▸ **Given data**:
---*---

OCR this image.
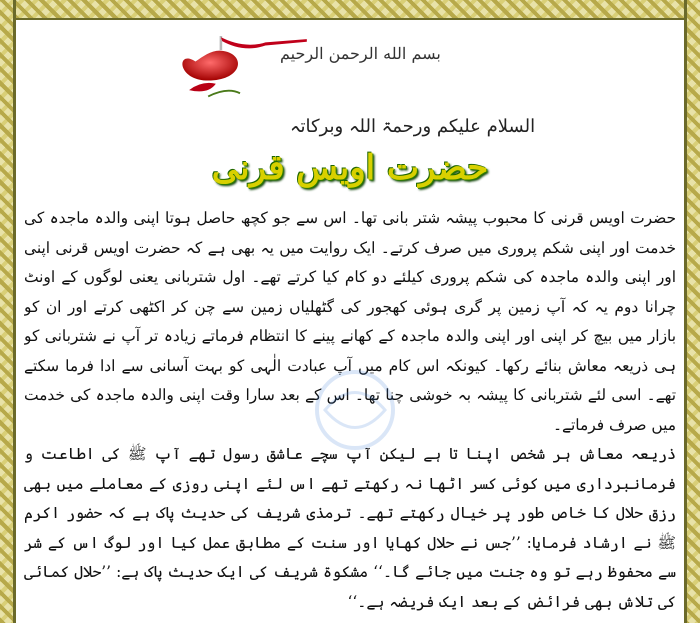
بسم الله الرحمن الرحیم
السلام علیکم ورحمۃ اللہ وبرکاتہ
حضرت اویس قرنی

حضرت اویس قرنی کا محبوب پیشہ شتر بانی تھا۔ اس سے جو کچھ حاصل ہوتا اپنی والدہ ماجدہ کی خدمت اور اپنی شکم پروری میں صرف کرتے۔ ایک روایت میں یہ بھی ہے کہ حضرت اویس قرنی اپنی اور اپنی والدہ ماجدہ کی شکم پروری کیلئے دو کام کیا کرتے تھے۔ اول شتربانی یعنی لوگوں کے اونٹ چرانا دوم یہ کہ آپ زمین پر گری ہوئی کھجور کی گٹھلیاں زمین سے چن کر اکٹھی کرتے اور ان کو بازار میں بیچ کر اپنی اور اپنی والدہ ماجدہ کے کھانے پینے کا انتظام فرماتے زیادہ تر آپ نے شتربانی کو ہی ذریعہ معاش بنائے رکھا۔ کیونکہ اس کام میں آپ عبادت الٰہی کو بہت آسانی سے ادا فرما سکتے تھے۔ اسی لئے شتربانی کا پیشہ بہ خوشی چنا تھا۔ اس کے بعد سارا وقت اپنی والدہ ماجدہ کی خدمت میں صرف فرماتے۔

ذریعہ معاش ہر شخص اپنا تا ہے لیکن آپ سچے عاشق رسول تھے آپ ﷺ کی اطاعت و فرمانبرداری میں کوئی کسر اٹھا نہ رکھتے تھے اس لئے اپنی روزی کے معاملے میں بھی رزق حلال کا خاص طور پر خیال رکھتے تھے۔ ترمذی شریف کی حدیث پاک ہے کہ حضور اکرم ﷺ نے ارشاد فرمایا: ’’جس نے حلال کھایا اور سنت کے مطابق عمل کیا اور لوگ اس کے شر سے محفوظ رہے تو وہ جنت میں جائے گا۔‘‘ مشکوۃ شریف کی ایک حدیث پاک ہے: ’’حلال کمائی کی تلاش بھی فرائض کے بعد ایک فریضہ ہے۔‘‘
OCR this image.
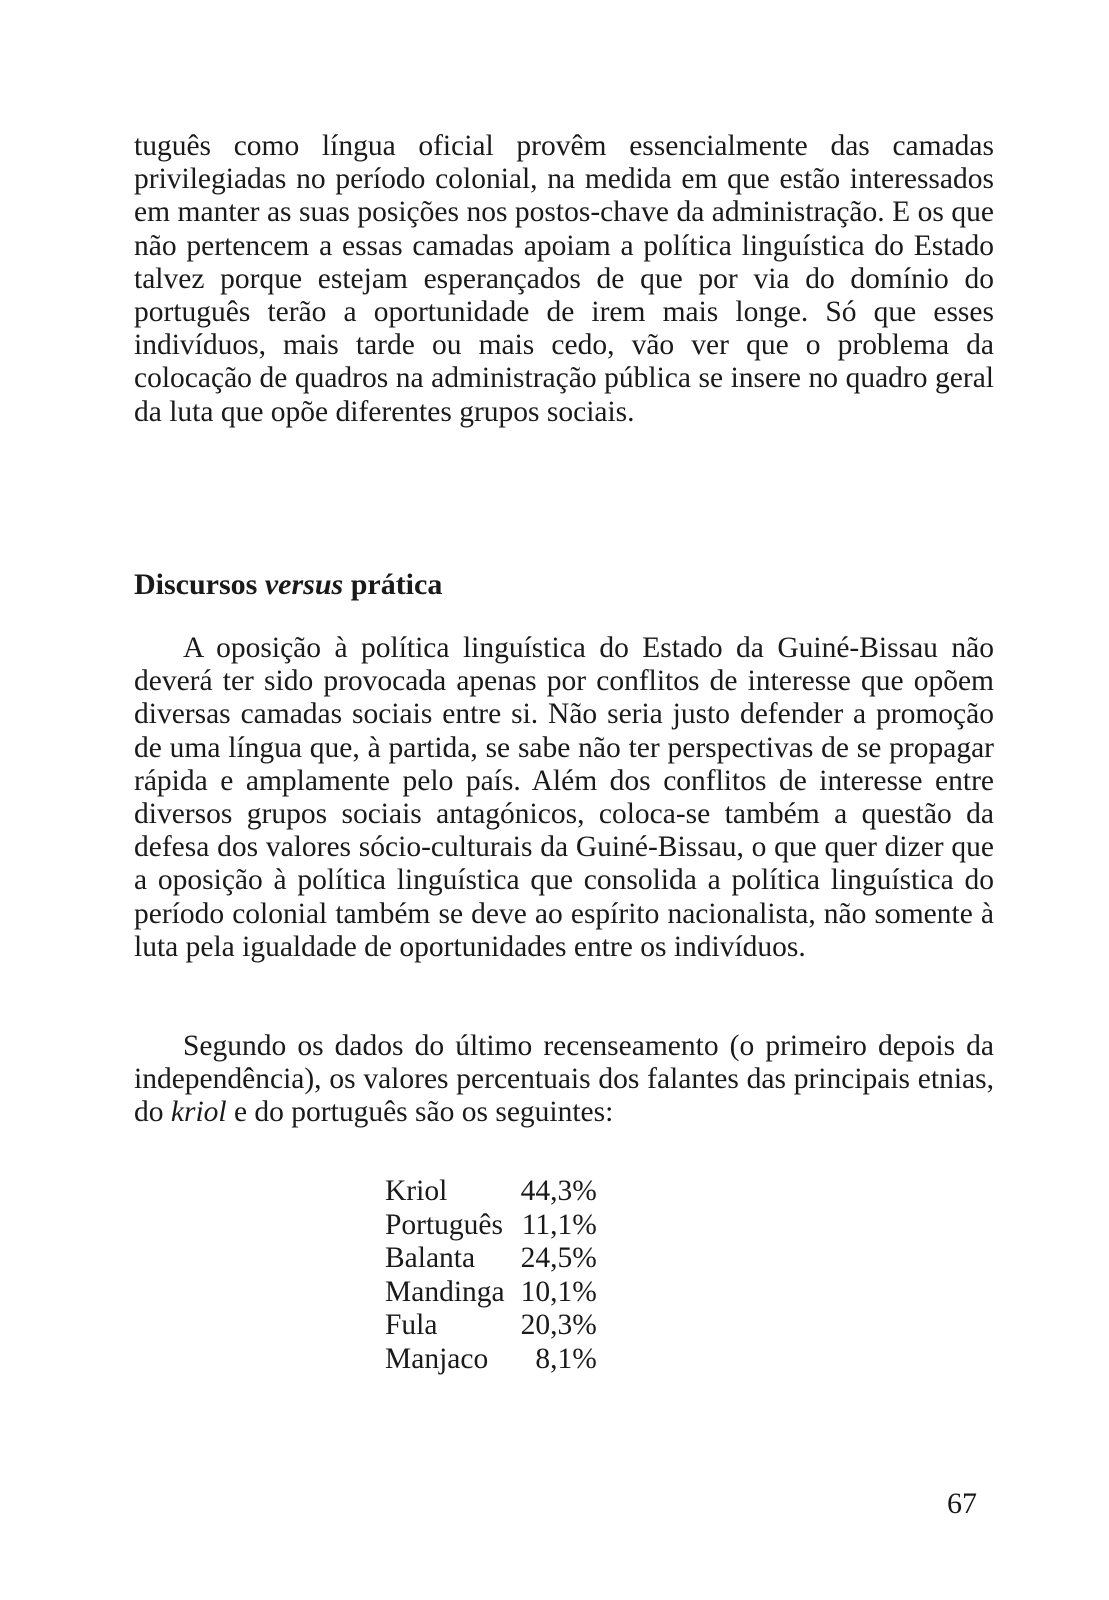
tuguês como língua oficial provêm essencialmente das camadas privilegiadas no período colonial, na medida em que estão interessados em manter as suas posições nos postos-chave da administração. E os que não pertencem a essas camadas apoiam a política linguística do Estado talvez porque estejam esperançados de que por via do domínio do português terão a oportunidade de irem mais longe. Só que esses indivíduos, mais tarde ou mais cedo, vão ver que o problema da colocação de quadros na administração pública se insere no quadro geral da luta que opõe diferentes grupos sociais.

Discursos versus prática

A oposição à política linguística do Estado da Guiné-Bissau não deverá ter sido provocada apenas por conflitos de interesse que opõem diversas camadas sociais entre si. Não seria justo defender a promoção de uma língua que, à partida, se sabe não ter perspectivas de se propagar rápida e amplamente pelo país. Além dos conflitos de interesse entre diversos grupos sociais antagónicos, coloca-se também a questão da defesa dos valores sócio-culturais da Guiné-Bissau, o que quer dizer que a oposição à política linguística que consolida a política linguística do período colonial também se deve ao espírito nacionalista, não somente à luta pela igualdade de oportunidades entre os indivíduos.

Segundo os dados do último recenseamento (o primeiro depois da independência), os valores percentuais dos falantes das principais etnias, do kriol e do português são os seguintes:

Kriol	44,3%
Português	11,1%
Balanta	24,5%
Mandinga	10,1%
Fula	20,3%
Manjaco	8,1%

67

---*---

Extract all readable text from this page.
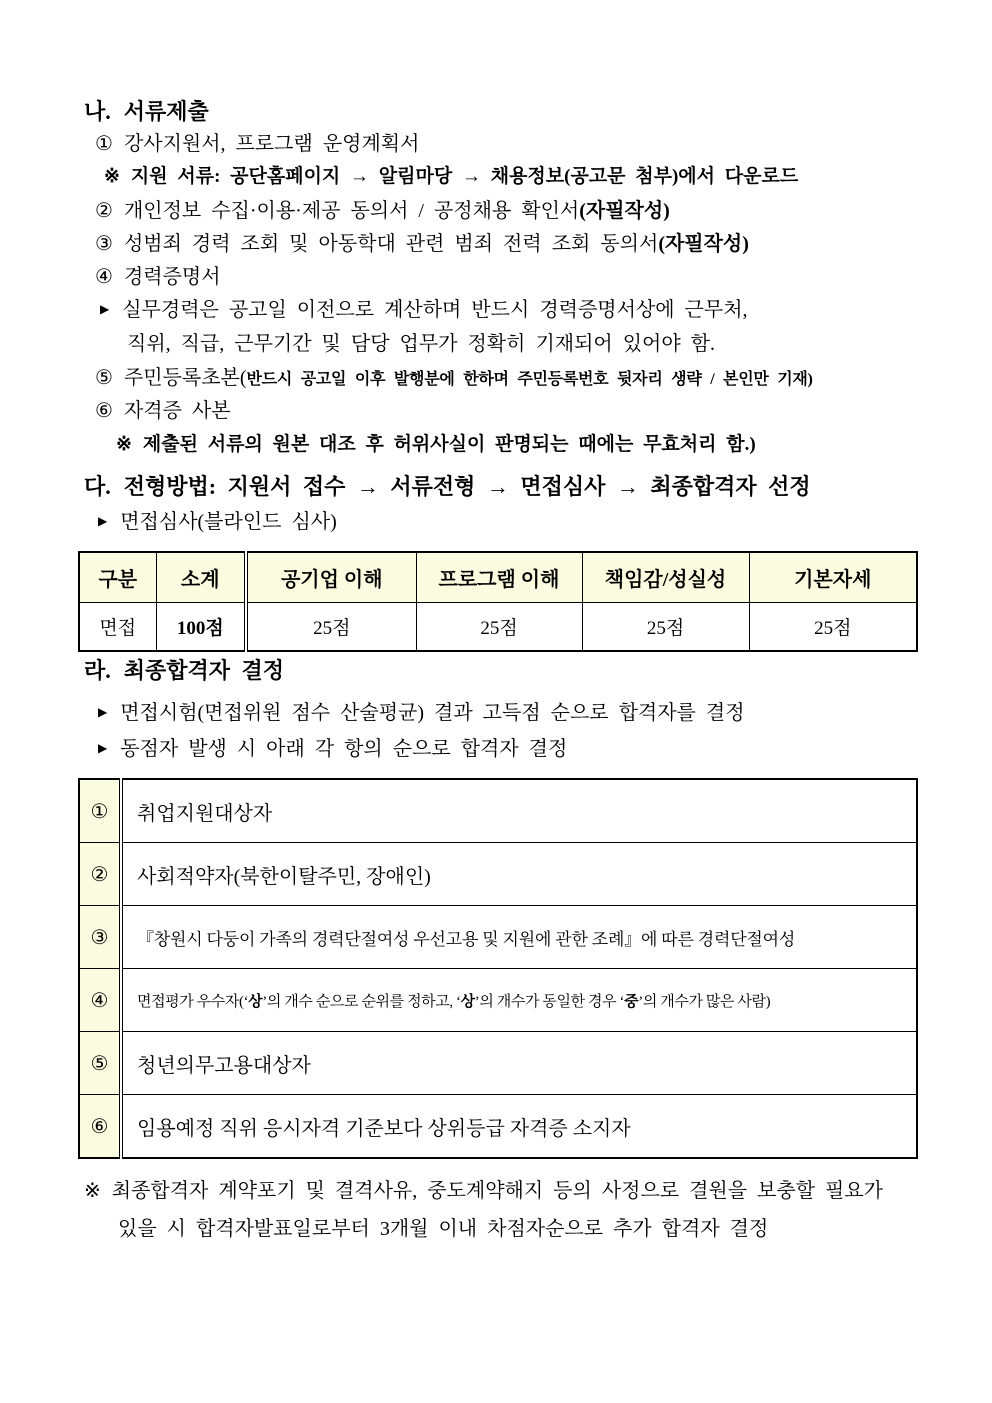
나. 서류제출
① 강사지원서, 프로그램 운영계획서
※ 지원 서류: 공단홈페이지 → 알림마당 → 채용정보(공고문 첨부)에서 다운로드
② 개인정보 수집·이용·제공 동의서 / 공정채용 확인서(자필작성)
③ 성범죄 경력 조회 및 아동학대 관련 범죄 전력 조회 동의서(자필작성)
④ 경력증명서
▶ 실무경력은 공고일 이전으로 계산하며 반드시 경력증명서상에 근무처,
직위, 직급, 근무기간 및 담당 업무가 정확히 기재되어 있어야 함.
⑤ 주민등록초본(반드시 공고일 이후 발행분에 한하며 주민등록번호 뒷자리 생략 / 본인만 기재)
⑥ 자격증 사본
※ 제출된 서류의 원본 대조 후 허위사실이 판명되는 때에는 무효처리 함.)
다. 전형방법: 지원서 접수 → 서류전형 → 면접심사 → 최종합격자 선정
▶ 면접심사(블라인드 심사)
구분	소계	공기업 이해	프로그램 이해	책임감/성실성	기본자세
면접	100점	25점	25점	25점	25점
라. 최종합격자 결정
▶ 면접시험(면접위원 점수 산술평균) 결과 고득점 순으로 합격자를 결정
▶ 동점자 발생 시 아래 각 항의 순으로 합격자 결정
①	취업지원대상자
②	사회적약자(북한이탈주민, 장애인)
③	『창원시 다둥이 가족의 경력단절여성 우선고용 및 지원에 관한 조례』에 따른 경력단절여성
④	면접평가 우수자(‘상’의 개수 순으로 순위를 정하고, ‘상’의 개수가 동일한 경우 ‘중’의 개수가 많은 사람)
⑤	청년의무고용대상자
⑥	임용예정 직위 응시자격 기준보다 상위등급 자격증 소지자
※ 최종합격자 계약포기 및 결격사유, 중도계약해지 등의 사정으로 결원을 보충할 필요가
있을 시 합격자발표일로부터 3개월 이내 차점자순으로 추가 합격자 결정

---*---

How many of the lines in the listing above hold the word "حضرت"? Report only that figure.

2